-------- ENTRIES --------
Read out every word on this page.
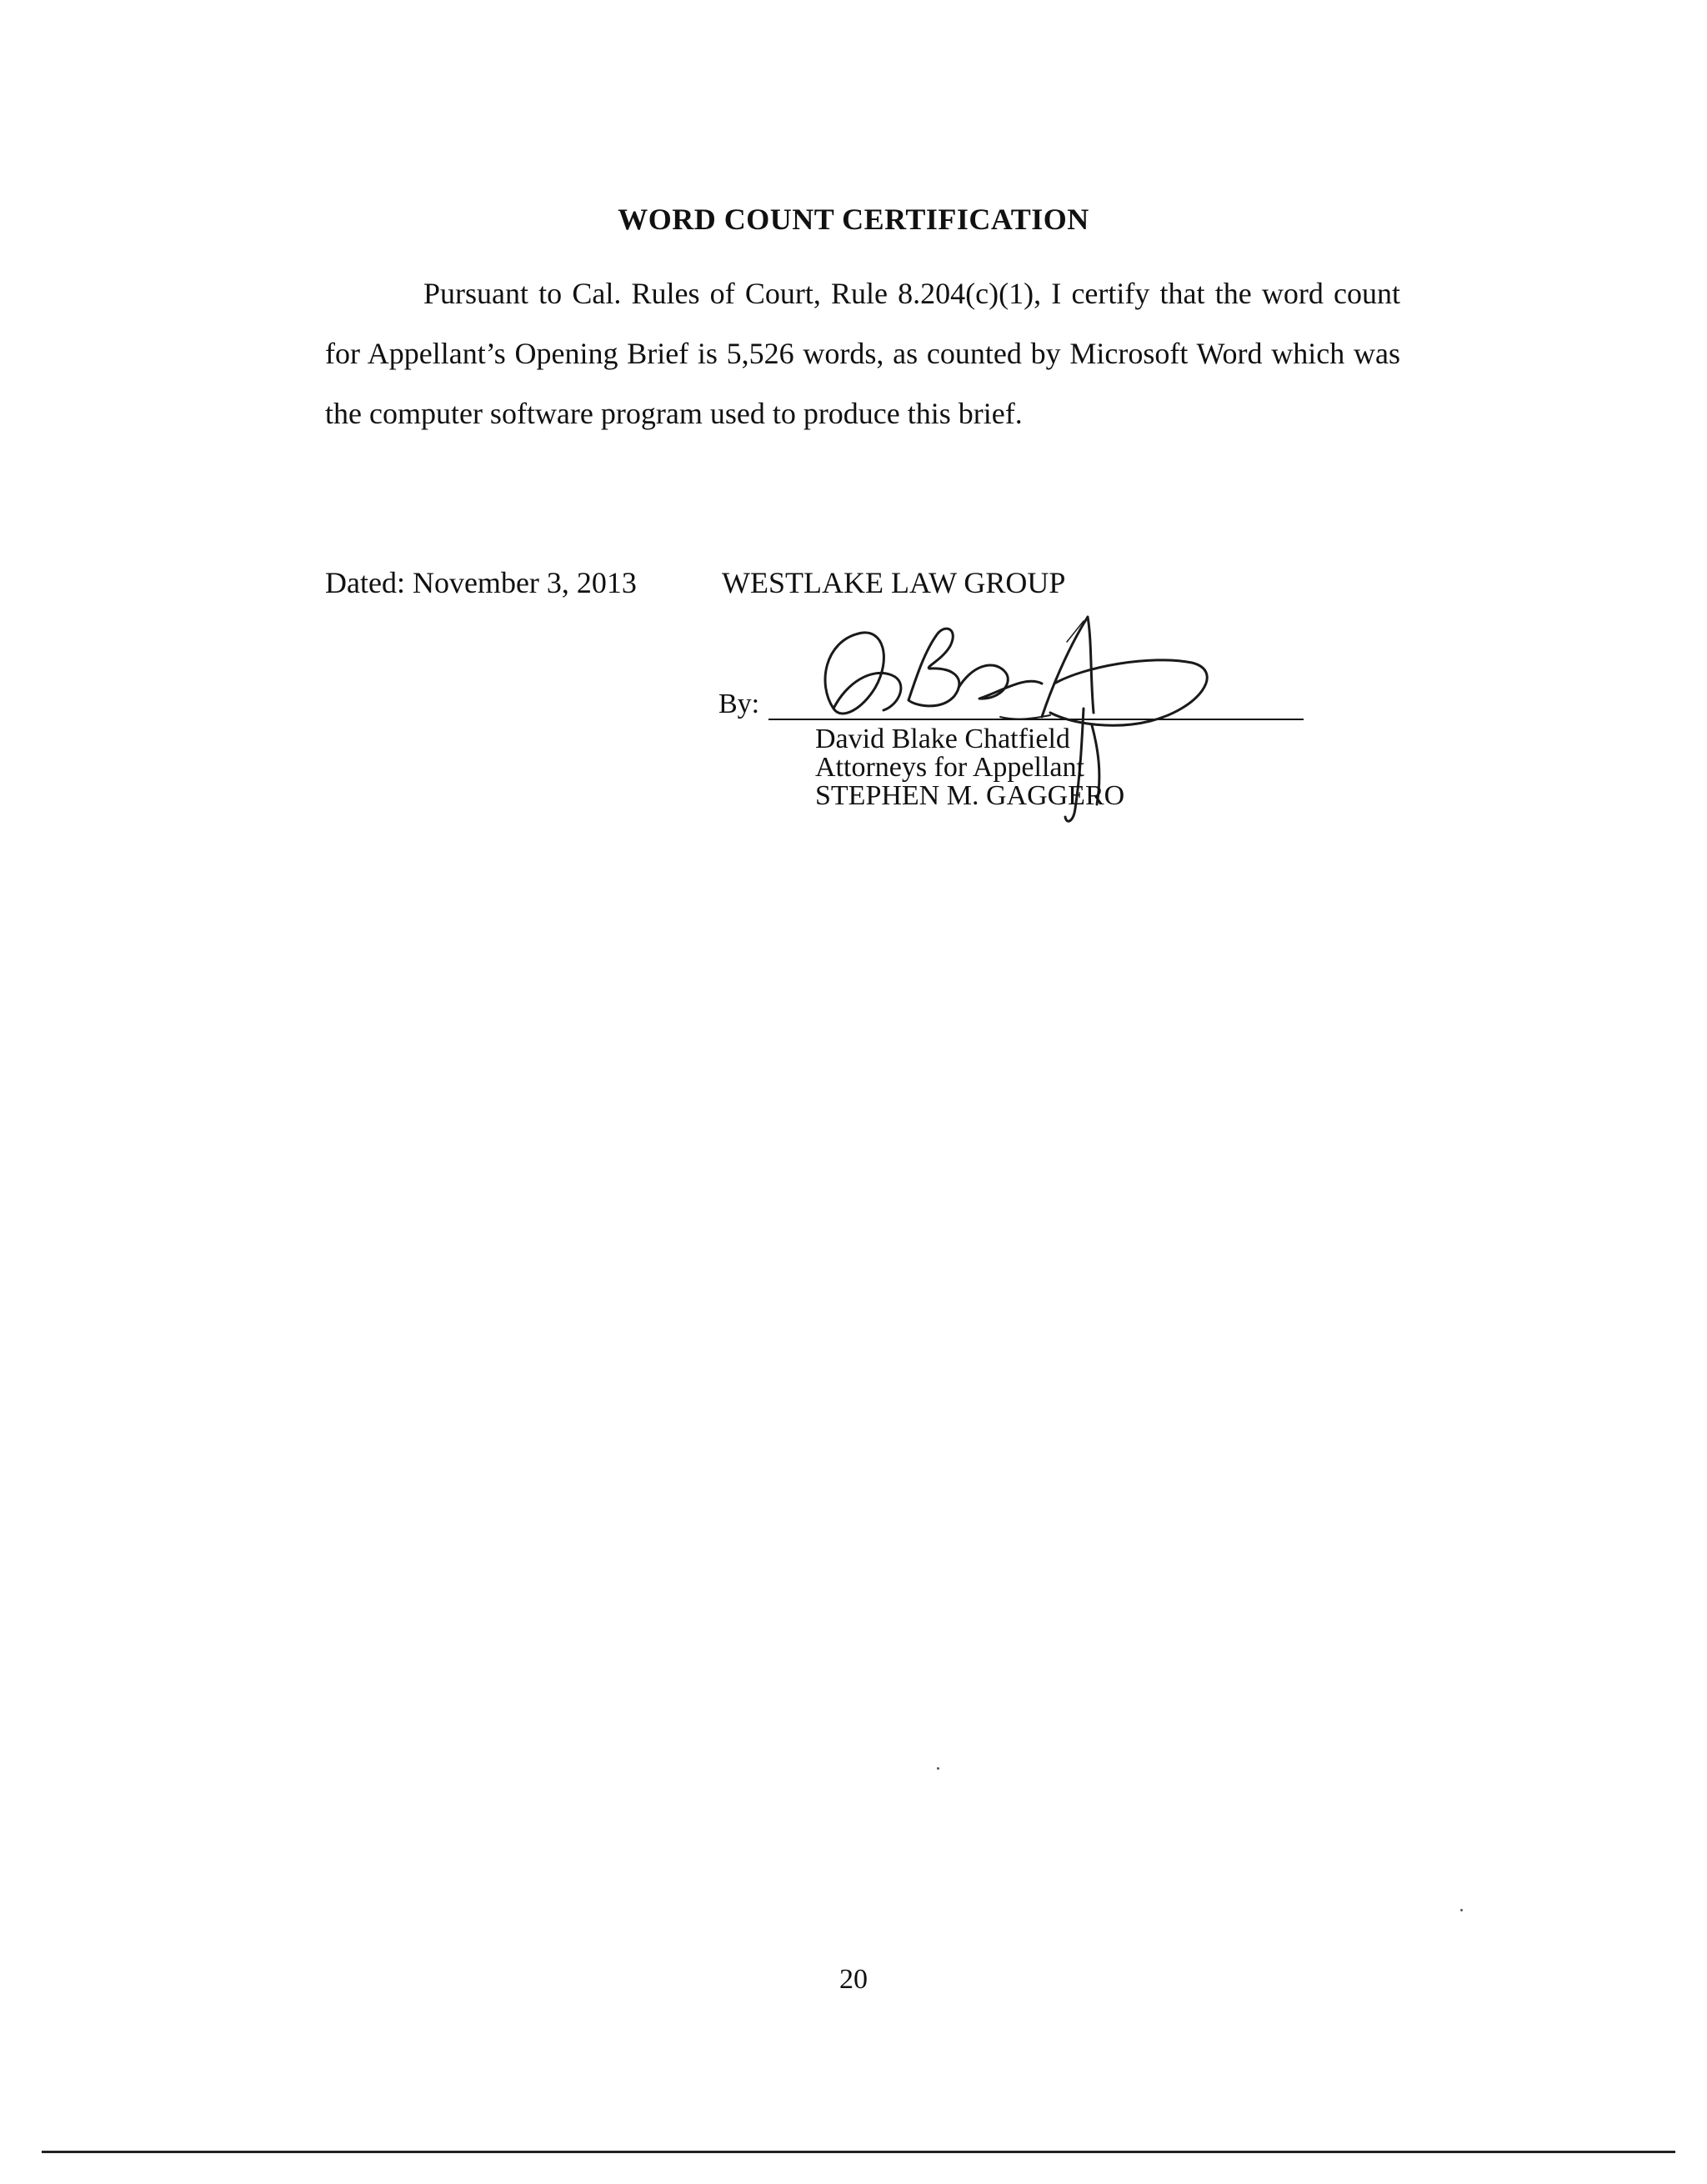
WORD COUNT CERTIFICATION
Pursuant to Cal. Rules of Court, Rule 8.204(c)(1), I certify that the word count for Appellant’s Opening Brief is 5,526 words, as counted by Microsoft Word which was the computer software program used to produce this brief.
Dated: November 3, 2013	WESTLAKE LAW GROUP
By:
David Blake Chatfield
Attorneys for Appellant
STEPHEN M. GAGGERO
20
--------
#### AIM OF THE EXERCISE:
Make an exact copy of every entry above, minus the images.

#### SOLUTION:
Read out every word on this page.
WORD COUNT CERTIFICATION
Pursuant to Cal. Rules of Court, Rule 8.204(c)(1), I certify that the word count for Appellant’s Opening Brief is 5,526 words, as counted by Microsoft Word which was the computer software program used to produce this brief.
Dated: November 3, 2013	WESTLAKE LAW GROUP
By:
David Blake Chatfield
Attorneys for Appellant
STEPHEN M. GAGGERO
20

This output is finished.